▸ Aim: Copy the data that follows, character for character, minus the pictures.

▸ Excerpted records:
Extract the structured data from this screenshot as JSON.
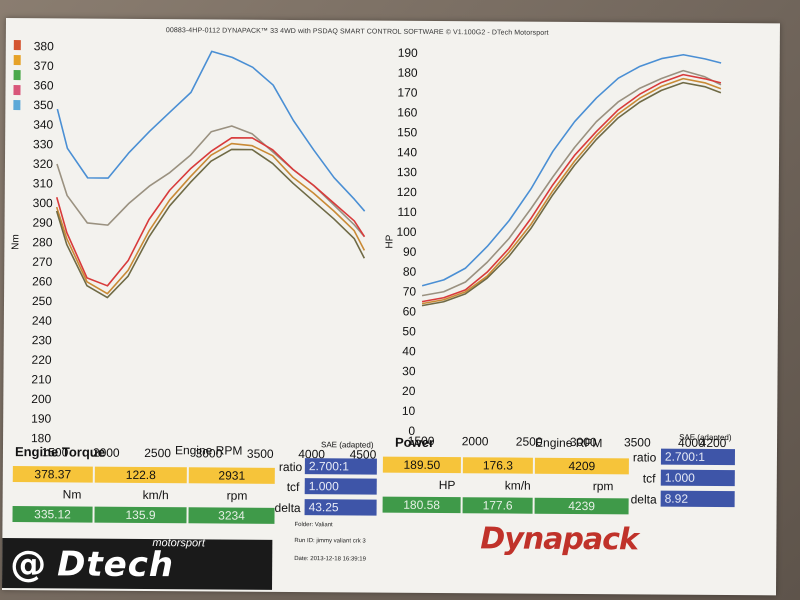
{
  "header": "00883-4HP-0112 DYNAPACK™ 33 4WD with PSDAQ SMART CONTROL SOFTWARE © V1.100G2 - DTech Motorsport",
  "legend_colors": [
    "#d4542f",
    "#e6a228",
    "#4aa84a",
    "#d9567a",
    "#5da9d8"
  ],
  "chart_data": [
    {
      "type": "line",
      "title": "Engine Torque",
      "xlabel": "Engine RPM",
      "ylabel": "Nm",
      "xlim": [
        1500,
        4500
      ],
      "ylim": [
        180,
        380
      ],
      "x_ticks": [
        1500,
        2000,
        2500,
        3000,
        3500,
        4000,
        4500
      ],
      "y_ticks": [
        180,
        190,
        200,
        210,
        220,
        230,
        240,
        250,
        260,
        270,
        280,
        290,
        300,
        310,
        320,
        330,
        340,
        350,
        360,
        370,
        380
      ],
      "legend_values": [
        380,
        370,
        360,
        350
      ],
      "series": [
        {
          "color": "#4a8fd4",
          "x": [
            1500,
            1600,
            1800,
            2000,
            2200,
            2400,
            2600,
            2800,
            3000,
            3200,
            3400,
            3600,
            3800,
            4000,
            4200,
            4400,
            4500
          ],
          "values": [
            348,
            328,
            313,
            313,
            326,
            337,
            347,
            357,
            378,
            375,
            370,
            361,
            343,
            328,
            314,
            303,
            297
          ]
        },
        {
          "color": "#9a9180",
          "x": [
            1500,
            1600,
            1800,
            2000,
            2200,
            2400,
            2600,
            2800,
            3000,
            3200,
            3400,
            3600,
            3800,
            4000,
            4200,
            4400,
            4500
          ],
          "values": [
            320,
            304,
            290,
            289,
            300,
            309,
            316,
            325,
            337,
            340,
            336,
            327,
            318,
            310,
            300,
            290,
            284
          ]
        },
        {
          "color": "#d83b3b",
          "x": [
            1500,
            1600,
            1800,
            2000,
            2200,
            2400,
            2600,
            2800,
            3000,
            3200,
            3400,
            3600,
            3800,
            4000,
            4200,
            4400,
            4500
          ],
          "values": [
            303,
            285,
            262,
            258,
            271,
            292,
            307,
            318,
            327,
            334,
            334,
            328,
            318,
            310,
            301,
            292,
            284
          ]
        },
        {
          "color": "#c98a35",
          "x": [
            1500,
            1600,
            1800,
            2000,
            2200,
            2400,
            2600,
            2800,
            3000,
            3200,
            3400,
            3600,
            3800,
            4000,
            4200,
            4400,
            4500
          ],
          "values": [
            298,
            282,
            260,
            254,
            266,
            286,
            302,
            314,
            325,
            331,
            330,
            325,
            314,
            306,
            297,
            287,
            277
          ]
        },
        {
          "color": "#6f6a45",
          "x": [
            1500,
            1600,
            1800,
            2000,
            2200,
            2400,
            2600,
            2800,
            3000,
            3200,
            3400,
            3600,
            3800,
            4000,
            4200,
            4400,
            4500
          ],
          "values": [
            296,
            279,
            258,
            252,
            263,
            283,
            299,
            311,
            322,
            328,
            328,
            321,
            311,
            302,
            293,
            283,
            273
          ]
        }
      ]
    },
    {
      "type": "line",
      "title": "Power",
      "xlabel": "Engine RPM",
      "ylabel": "HP",
      "xlim": [
        1500,
        4200
      ],
      "ylim": [
        0,
        190
      ],
      "x_ticks": [
        1500,
        2000,
        2500,
        3000,
        3500,
        4000,
        4200
      ],
      "y_ticks": [
        0,
        10,
        20,
        30,
        40,
        50,
        60,
        70,
        80,
        90,
        100,
        110,
        120,
        130,
        140,
        150,
        160,
        170,
        180,
        190
      ],
      "series": [
        {
          "color": "#4a8fd4",
          "x": [
            1500,
            1700,
            1900,
            2100,
            2300,
            2500,
            2700,
            2900,
            3100,
            3300,
            3500,
            3700,
            3900,
            4100,
            4250
          ],
          "values": [
            73,
            76,
            82,
            93,
            106,
            122,
            141,
            156,
            168,
            178,
            184,
            188,
            190,
            188,
            186
          ]
        },
        {
          "color": "#9a9180",
          "x": [
            1500,
            1700,
            1900,
            2100,
            2300,
            2500,
            2700,
            2900,
            3100,
            3300,
            3500,
            3700,
            3900,
            4100,
            4250
          ],
          "values": [
            68,
            70,
            75,
            85,
            97,
            112,
            128,
            143,
            156,
            166,
            173,
            178,
            182,
            179,
            175
          ]
        },
        {
          "color": "#d83b3b",
          "x": [
            1500,
            1700,
            1900,
            2100,
            2300,
            2500,
            2700,
            2900,
            3100,
            3300,
            3500,
            3700,
            3900,
            4100,
            4250
          ],
          "values": [
            65,
            67,
            71,
            80,
            92,
            107,
            124,
            139,
            151,
            162,
            170,
            176,
            180,
            178,
            176
          ]
        },
        {
          "color": "#c98a35",
          "x": [
            1500,
            1700,
            1900,
            2100,
            2300,
            2500,
            2700,
            2900,
            3100,
            3300,
            3500,
            3700,
            3900,
            4100,
            4250
          ],
          "values": [
            64,
            66,
            70,
            78,
            90,
            104,
            121,
            136,
            149,
            160,
            168,
            174,
            178,
            176,
            173
          ]
        },
        {
          "color": "#6f6a45",
          "x": [
            1500,
            1700,
            1900,
            2100,
            2300,
            2500,
            2700,
            2900,
            3100,
            3300,
            3500,
            3700,
            3900,
            4100,
            4250
          ],
          "values": [
            63,
            65,
            69,
            77,
            88,
            102,
            119,
            134,
            147,
            158,
            166,
            172,
            176,
            174,
            171
          ]
        }
      ]
    }
  ],
  "torque_panel": {
    "title": "Engine Torque",
    "rpm_label": "Engine RPM",
    "sae": "SAE (adapted)",
    "top_values": [
      "378.37",
      "122.8",
      "2931"
    ],
    "units": [
      "Nm",
      "km/h",
      "rpm"
    ],
    "bottom_values": [
      "335.12",
      "135.9",
      "3234"
    ],
    "ratio_label": "ratio",
    "ratio": "2.700:1",
    "tcf_label": "tcf",
    "tcf": "1.000",
    "delta_label": "delta",
    "delta": "43.25"
  },
  "power_panel": {
    "title": "Power",
    "rpm_label": "Engine RPM",
    "sae": "SAE (adapted)",
    "top_values": [
      "189.50",
      "176.3",
      "4209"
    ],
    "units": [
      "HP",
      "km/h",
      "rpm"
    ],
    "bottom_values": [
      "180.58",
      "177.6",
      "4239"
    ],
    "ratio_label": "ratio",
    "ratio": "2.700:1",
    "tcf_label": "tcf",
    "tcf": "1.000",
    "delta_label": "delta",
    "delta": "8.92"
  },
  "footer": {
    "folder": "Folder: Valiant",
    "run_id": "Run ID: jimmy valiant crk 3",
    "date": "Date: 2013-12-18 16:39:19",
    "brand_left": "Dtech",
    "brand_left_sub": "motorsport",
    "brand_right": "Dynapack"
  }
}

▸ Exercise solution:
Extract the structured data from this screenshot as JSON.
{
  "header": "00883-4HP-0112 DYNAPACK™ 33 4WD with PSDAQ SMART CONTROL SOFTWARE © V1.100G2 - DTech Motorsport",
  "legend_colors": [
    "#d4542f",
    "#e6a228",
    "#4aa84a",
    "#d9567a",
    "#5da9d8"
  ],
  "chart_data": [
    {
      "type": "line",
      "title": "Engine Torque",
      "xlabel": "Engine RPM",
      "ylabel": "Nm",
      "xlim": [
        1500,
        4500
      ],
      "ylim": [
        180,
        380
      ],
      "x_ticks": [
        1500,
        2000,
        2500,
        3000,
        3500,
        4000,
        4500
      ],
      "y_ticks": [
        180,
        190,
        200,
        210,
        220,
        230,
        240,
        250,
        260,
        270,
        280,
        290,
        300,
        310,
        320,
        330,
        340,
        350,
        360,
        370,
        380
      ],
      "legend_values": [
        380,
        370,
        360,
        350
      ],
      "series": [
        {
          "color": "#4a8fd4",
          "x": [
            1500,
            1600,
            1800,
            2000,
            2200,
            2400,
            2600,
            2800,
            3000,
            3200,
            3400,
            3600,
            3800,
            4000,
            4200,
            4400,
            4500
          ],
          "values": [
            348,
            328,
            313,
            313,
            326,
            337,
            347,
            357,
            378,
            375,
            370,
            361,
            343,
            328,
            314,
            303,
            297
          ]
        },
        {
          "color": "#9a9180",
          "x": [
            1500,
            1600,
            1800,
            2000,
            2200,
            2400,
            2600,
            2800,
            3000,
            3200,
            3400,
            3600,
            3800,
            4000,
            4200,
            4400,
            4500
          ],
          "values": [
            320,
            304,
            290,
            289,
            300,
            309,
            316,
            325,
            337,
            340,
            336,
            327,
            318,
            310,
            300,
            290,
            284
          ]
        },
        {
          "color": "#d83b3b",
          "x": [
            1500,
            1600,
            1800,
            2000,
            2200,
            2400,
            2600,
            2800,
            3000,
            3200,
            3400,
            3600,
            3800,
            4000,
            4200,
            4400,
            4500
          ],
          "values": [
            303,
            285,
            262,
            258,
            271,
            292,
            307,
            318,
            327,
            334,
            334,
            328,
            318,
            310,
            301,
            292,
            284
          ]
        },
        {
          "color": "#c98a35",
          "x": [
            1500,
            1600,
            1800,
            2000,
            2200,
            2400,
            2600,
            2800,
            3000,
            3200,
            3400,
            3600,
            3800,
            4000,
            4200,
            4400,
            4500
          ],
          "values": [
            298,
            282,
            260,
            254,
            266,
            286,
            302,
            314,
            325,
            331,
            330,
            325,
            314,
            306,
            297,
            287,
            277
          ]
        },
        {
          "color": "#6f6a45",
          "x": [
            1500,
            1600,
            1800,
            2000,
            2200,
            2400,
            2600,
            2800,
            3000,
            3200,
            3400,
            3600,
            3800,
            4000,
            4200,
            4400,
            4500
          ],
          "values": [
            296,
            279,
            258,
            252,
            263,
            283,
            299,
            311,
            322,
            328,
            328,
            321,
            311,
            302,
            293,
            283,
            273
          ]
        }
      ]
    },
    {
      "type": "line",
      "title": "Power",
      "xlabel": "Engine RPM",
      "ylabel": "HP",
      "xlim": [
        1500,
        4200
      ],
      "ylim": [
        0,
        190
      ],
      "x_ticks": [
        1500,
        2000,
        2500,
        3000,
        3500,
        4000,
        4200
      ],
      "y_ticks": [
        0,
        10,
        20,
        30,
        40,
        50,
        60,
        70,
        80,
        90,
        100,
        110,
        120,
        130,
        140,
        150,
        160,
        170,
        180,
        190
      ],
      "series": [
        {
          "color": "#4a8fd4",
          "x": [
            1500,
            1700,
            1900,
            2100,
            2300,
            2500,
            2700,
            2900,
            3100,
            3300,
            3500,
            3700,
            3900,
            4100,
            4250
          ],
          "values": [
            73,
            76,
            82,
            93,
            106,
            122,
            141,
            156,
            168,
            178,
            184,
            188,
            190,
            188,
            186
          ]
        },
        {
          "color": "#9a9180",
          "x": [
            1500,
            1700,
            1900,
            2100,
            2300,
            2500,
            2700,
            2900,
            3100,
            3300,
            3500,
            3700,
            3900,
            4100,
            4250
          ],
          "values": [
            68,
            70,
            75,
            85,
            97,
            112,
            128,
            143,
            156,
            166,
            173,
            178,
            182,
            179,
            175
          ]
        },
        {
          "color": "#d83b3b",
          "x": [
            1500,
            1700,
            1900,
            2100,
            2300,
            2500,
            2700,
            2900,
            3100,
            3300,
            3500,
            3700,
            3900,
            4100,
            4250
          ],
          "values": [
            65,
            67,
            71,
            80,
            92,
            107,
            124,
            139,
            151,
            162,
            170,
            176,
            180,
            178,
            176
          ]
        },
        {
          "color": "#c98a35",
          "x": [
            1500,
            1700,
            1900,
            2100,
            2300,
            2500,
            2700,
            2900,
            3100,
            3300,
            3500,
            3700,
            3900,
            4100,
            4250
          ],
          "values": [
            64,
            66,
            70,
            78,
            90,
            104,
            121,
            136,
            149,
            160,
            168,
            174,
            178,
            176,
            173
          ]
        },
        {
          "color": "#6f6a45",
          "x": [
            1500,
            1700,
            1900,
            2100,
            2300,
            2500,
            2700,
            2900,
            3100,
            3300,
            3500,
            3700,
            3900,
            4100,
            4250
          ],
          "values": [
            63,
            65,
            69,
            77,
            88,
            102,
            119,
            134,
            147,
            158,
            166,
            172,
            176,
            174,
            171
          ]
        }
      ]
    }
  ],
  "torque_panel": {
    "title": "Engine Torque",
    "rpm_label": "Engine RPM",
    "sae": "SAE (adapted)",
    "top_values": [
      "378.37",
      "122.8",
      "2931"
    ],
    "units": [
      "Nm",
      "km/h",
      "rpm"
    ],
    "bottom_values": [
      "335.12",
      "135.9",
      "3234"
    ],
    "ratio_label": "ratio",
    "ratio": "2.700:1",
    "tcf_label": "tcf",
    "tcf": "1.000",
    "delta_label": "delta",
    "delta": "43.25"
  },
  "power_panel": {
    "title": "Power",
    "rpm_label": "Engine RPM",
    "sae": "SAE (adapted)",
    "top_values": [
      "189.50",
      "176.3",
      "4209"
    ],
    "units": [
      "HP",
      "km/h",
      "rpm"
    ],
    "bottom_values": [
      "180.58",
      "177.6",
      "4239"
    ],
    "ratio_label": "ratio",
    "ratio": "2.700:1",
    "tcf_label": "tcf",
    "tcf": "1.000",
    "delta_label": "delta",
    "delta": "8.92"
  },
  "footer": {
    "folder": "Folder: Valiant",
    "run_id": "Run ID: jimmy valiant crk 3",
    "date": "Date: 2013-12-18 16:39:19",
    "brand_left": "Dtech",
    "brand_left_sub": "motorsport",
    "brand_right": "Dynapack"
  }
}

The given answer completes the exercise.